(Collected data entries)
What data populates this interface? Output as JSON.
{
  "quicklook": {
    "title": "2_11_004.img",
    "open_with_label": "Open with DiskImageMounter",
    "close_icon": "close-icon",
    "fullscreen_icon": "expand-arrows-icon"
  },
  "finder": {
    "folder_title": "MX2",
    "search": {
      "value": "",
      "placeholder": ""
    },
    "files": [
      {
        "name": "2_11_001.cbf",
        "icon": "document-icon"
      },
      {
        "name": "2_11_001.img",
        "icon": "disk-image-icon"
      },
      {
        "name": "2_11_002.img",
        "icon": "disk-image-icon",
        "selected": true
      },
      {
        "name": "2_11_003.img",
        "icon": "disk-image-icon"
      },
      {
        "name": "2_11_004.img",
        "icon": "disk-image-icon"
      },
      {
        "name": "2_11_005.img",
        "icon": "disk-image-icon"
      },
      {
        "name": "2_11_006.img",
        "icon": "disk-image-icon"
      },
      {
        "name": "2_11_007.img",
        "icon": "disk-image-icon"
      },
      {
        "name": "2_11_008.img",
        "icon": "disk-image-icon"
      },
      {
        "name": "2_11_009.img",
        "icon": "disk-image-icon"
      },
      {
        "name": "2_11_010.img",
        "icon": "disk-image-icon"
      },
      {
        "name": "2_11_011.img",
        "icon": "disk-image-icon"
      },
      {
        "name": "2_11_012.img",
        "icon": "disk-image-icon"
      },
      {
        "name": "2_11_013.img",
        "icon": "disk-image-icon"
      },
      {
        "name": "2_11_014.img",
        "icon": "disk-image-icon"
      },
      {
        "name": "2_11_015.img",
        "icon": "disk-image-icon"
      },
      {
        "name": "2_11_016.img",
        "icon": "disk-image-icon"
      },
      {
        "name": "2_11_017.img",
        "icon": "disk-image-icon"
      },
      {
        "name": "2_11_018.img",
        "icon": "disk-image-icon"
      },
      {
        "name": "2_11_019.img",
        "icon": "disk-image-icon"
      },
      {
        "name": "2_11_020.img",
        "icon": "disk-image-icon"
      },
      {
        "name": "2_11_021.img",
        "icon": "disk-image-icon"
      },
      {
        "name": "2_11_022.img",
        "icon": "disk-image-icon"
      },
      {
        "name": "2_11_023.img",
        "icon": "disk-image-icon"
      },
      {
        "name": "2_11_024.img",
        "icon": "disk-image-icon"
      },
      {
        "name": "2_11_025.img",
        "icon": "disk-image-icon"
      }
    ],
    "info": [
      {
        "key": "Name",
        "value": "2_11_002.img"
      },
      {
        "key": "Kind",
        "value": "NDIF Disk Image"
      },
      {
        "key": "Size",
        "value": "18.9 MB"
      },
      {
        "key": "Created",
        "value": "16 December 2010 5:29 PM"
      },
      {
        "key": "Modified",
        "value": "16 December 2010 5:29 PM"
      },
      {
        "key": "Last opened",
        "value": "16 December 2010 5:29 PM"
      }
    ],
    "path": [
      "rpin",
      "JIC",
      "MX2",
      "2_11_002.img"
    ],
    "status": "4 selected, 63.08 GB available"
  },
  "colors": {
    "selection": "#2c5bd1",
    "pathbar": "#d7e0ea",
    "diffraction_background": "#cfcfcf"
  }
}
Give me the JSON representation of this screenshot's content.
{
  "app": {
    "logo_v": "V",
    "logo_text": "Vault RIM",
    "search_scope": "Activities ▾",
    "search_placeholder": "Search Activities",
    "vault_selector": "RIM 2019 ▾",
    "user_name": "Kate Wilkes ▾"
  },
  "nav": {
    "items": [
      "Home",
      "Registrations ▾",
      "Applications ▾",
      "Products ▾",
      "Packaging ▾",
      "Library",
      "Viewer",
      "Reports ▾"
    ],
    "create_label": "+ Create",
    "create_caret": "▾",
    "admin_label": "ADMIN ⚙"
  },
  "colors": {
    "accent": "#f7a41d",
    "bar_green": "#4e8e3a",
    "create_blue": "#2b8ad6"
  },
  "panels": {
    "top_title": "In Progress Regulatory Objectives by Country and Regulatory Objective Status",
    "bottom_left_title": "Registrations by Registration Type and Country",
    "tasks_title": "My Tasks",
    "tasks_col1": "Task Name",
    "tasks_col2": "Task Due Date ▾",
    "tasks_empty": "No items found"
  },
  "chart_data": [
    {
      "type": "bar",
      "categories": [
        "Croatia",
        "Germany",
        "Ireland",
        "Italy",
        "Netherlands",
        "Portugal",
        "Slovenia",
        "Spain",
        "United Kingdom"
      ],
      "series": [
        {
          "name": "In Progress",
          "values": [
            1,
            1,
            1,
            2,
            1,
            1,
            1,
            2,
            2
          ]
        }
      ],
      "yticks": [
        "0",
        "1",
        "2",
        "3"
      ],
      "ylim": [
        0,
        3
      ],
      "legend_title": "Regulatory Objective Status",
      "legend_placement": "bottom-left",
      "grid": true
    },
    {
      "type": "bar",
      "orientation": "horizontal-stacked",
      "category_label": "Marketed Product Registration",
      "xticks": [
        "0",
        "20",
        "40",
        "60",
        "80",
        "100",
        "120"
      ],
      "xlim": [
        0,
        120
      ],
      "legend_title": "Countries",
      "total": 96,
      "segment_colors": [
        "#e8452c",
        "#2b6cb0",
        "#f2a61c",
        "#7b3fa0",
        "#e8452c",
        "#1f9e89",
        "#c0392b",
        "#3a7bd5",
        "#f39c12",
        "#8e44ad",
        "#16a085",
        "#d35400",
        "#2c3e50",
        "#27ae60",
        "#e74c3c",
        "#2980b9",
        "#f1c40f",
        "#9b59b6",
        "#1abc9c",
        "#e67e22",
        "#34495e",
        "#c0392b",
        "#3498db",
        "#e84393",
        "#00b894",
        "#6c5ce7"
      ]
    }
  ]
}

• _Exercise requirements_: Transcribe the data. Leave every line exactly as it is.

• _Full answer_:
What data populates this interface? Output as JSON.
{
  "quicklook": {
    "title": "2_11_004.img",
    "open_with_label": "Open with DiskImageMounter",
    "close_icon": "close-icon",
    "fullscreen_icon": "expand-arrows-icon"
  },
  "finder": {
    "folder_title": "MX2",
    "search": {
      "value": "",
      "placeholder": ""
    },
    "files": [
      {
        "name": "2_11_001.cbf",
        "icon": "document-icon"
      },
      {
        "name": "2_11_001.img",
        "icon": "disk-image-icon"
      },
      {
        "name": "2_11_002.img",
        "icon": "disk-image-icon",
        "selected": true
      },
      {
        "name": "2_11_003.img",
        "icon": "disk-image-icon"
      },
      {
        "name": "2_11_004.img",
        "icon": "disk-image-icon"
      },
      {
        "name": "2_11_005.img",
        "icon": "disk-image-icon"
      },
      {
        "name": "2_11_006.img",
        "icon": "disk-image-icon"
      },
      {
        "name": "2_11_007.img",
        "icon": "disk-image-icon"
      },
      {
        "name": "2_11_008.img",
        "icon": "disk-image-icon"
      },
      {
        "name": "2_11_009.img",
        "icon": "disk-image-icon"
      },
      {
        "name": "2_11_010.img",
        "icon": "disk-image-icon"
      },
      {
        "name": "2_11_011.img",
        "icon": "disk-image-icon"
      },
      {
        "name": "2_11_012.img",
        "icon": "disk-image-icon"
      },
      {
        "name": "2_11_013.img",
        "icon": "disk-image-icon"
      },
      {
        "name": "2_11_014.img",
        "icon": "disk-image-icon"
      },
      {
        "name": "2_11_015.img",
        "icon": "disk-image-icon"
      },
      {
        "name": "2_11_016.img",
        "icon": "disk-image-icon"
      },
      {
        "name": "2_11_017.img",
        "icon": "disk-image-icon"
      },
      {
        "name": "2_11_018.img",
        "icon": "disk-image-icon"
      },
      {
        "name": "2_11_019.img",
        "icon": "disk-image-icon"
      },
      {
        "name": "2_11_020.img",
        "icon": "disk-image-icon"
      },
      {
        "name": "2_11_021.img",
        "icon": "disk-image-icon"
      },
      {
        "name": "2_11_022.img",
        "icon": "disk-image-icon"
      },
      {
        "name": "2_11_023.img",
        "icon": "disk-image-icon"
      },
      {
        "name": "2_11_024.img",
        "icon": "disk-image-icon"
      },
      {
        "name": "2_11_025.img",
        "icon": "disk-image-icon"
      }
    ],
    "info": [
      {
        "key": "Name",
        "value": "2_11_002.img"
      },
      {
        "key": "Kind",
        "value": "NDIF Disk Image"
      },
      {
        "key": "Size",
        "value": "18.9 MB"
      },
      {
        "key": "Created",
        "value": "16 December 2010 5:29 PM"
      },
      {
        "key": "Modified",
        "value": "16 December 2010 5:29 PM"
      },
      {
        "key": "Last opened",
        "value": "16 December 2010 5:29 PM"
      }
    ],
    "path": [
      "rpin",
      "JIC",
      "MX2",
      "2_11_002.img"
    ],
    "status": "4 selected, 63.08 GB available"
  },
  "colors": {
    "selection": "#2c5bd1",
    "pathbar": "#d7e0ea",
    "diffraction_background": "#cfcfcf"
  }
}
Give me the JSON representation of this screenshot's content.
{
  "app": {
    "logo_v": "V",
    "logo_text": "Vault RIM",
    "search_scope": "Activities ▾",
    "search_placeholder": "Search Activities",
    "vault_selector": "RIM 2019 ▾",
    "user_name": "Kate Wilkes ▾"
  },
  "nav": {
    "items": [
      "Home",
      "Registrations ▾",
      "Applications ▾",
      "Products ▾",
      "Packaging ▾",
      "Library",
      "Viewer",
      "Reports ▾"
    ],
    "create_label": "+ Create",
    "create_caret": "▾",
    "admin_label": "ADMIN ⚙"
  },
  "colors": {
    "accent": "#f7a41d",
    "bar_green": "#4e8e3a",
    "create_blue": "#2b8ad6"
  },
  "panels": {
    "top_title": "In Progress Regulatory Objectives by Country and Regulatory Objective Status",
    "bottom_left_title": "Registrations by Registration Type and Country",
    "tasks_title": "My Tasks",
    "tasks_col1": "Task Name",
    "tasks_col2": "Task Due Date ▾",
    "tasks_empty": "No items found"
  },
  "chart_data": [
    {
      "type": "bar",
      "categories": [
        "Croatia",
        "Germany",
        "Ireland",
        "Italy",
        "Netherlands",
        "Portugal",
        "Slovenia",
        "Spain",
        "United Kingdom"
      ],
      "series": [
        {
          "name": "In Progress",
          "values": [
            1,
            1,
            1,
            2,
            1,
            1,
            1,
            2,
            2
          ]
        }
      ],
      "yticks": [
        "0",
        "1",
        "2",
        "3"
      ],
      "ylim": [
        0,
        3
      ],
      "legend_title": "Regulatory Objective Status",
      "legend_placement": "bottom-left",
      "grid": true
    },
    {
      "type": "bar",
      "orientation": "horizontal-stacked",
      "category_label": "Marketed Product Registration",
      "xticks": [
        "0",
        "20",
        "40",
        "60",
        "80",
        "100",
        "120"
      ],
      "xlim": [
        0,
        120
      ],
      "legend_title": "Countries",
      "total": 96,
      "segment_colors": [
        "#e8452c",
        "#2b6cb0",
        "#f2a61c",
        "#7b3fa0",
        "#e8452c",
        "#1f9e89",
        "#c0392b",
        "#3a7bd5",
        "#f39c12",
        "#8e44ad",
        "#16a085",
        "#d35400",
        "#2c3e50",
        "#27ae60",
        "#e74c3c",
        "#2980b9",
        "#f1c40f",
        "#9b59b6",
        "#1abc9c",
        "#e67e22",
        "#34495e",
        "#c0392b",
        "#3498db",
        "#e84393",
        "#00b894",
        "#6c5ce7"
      ]
    }
  ]
}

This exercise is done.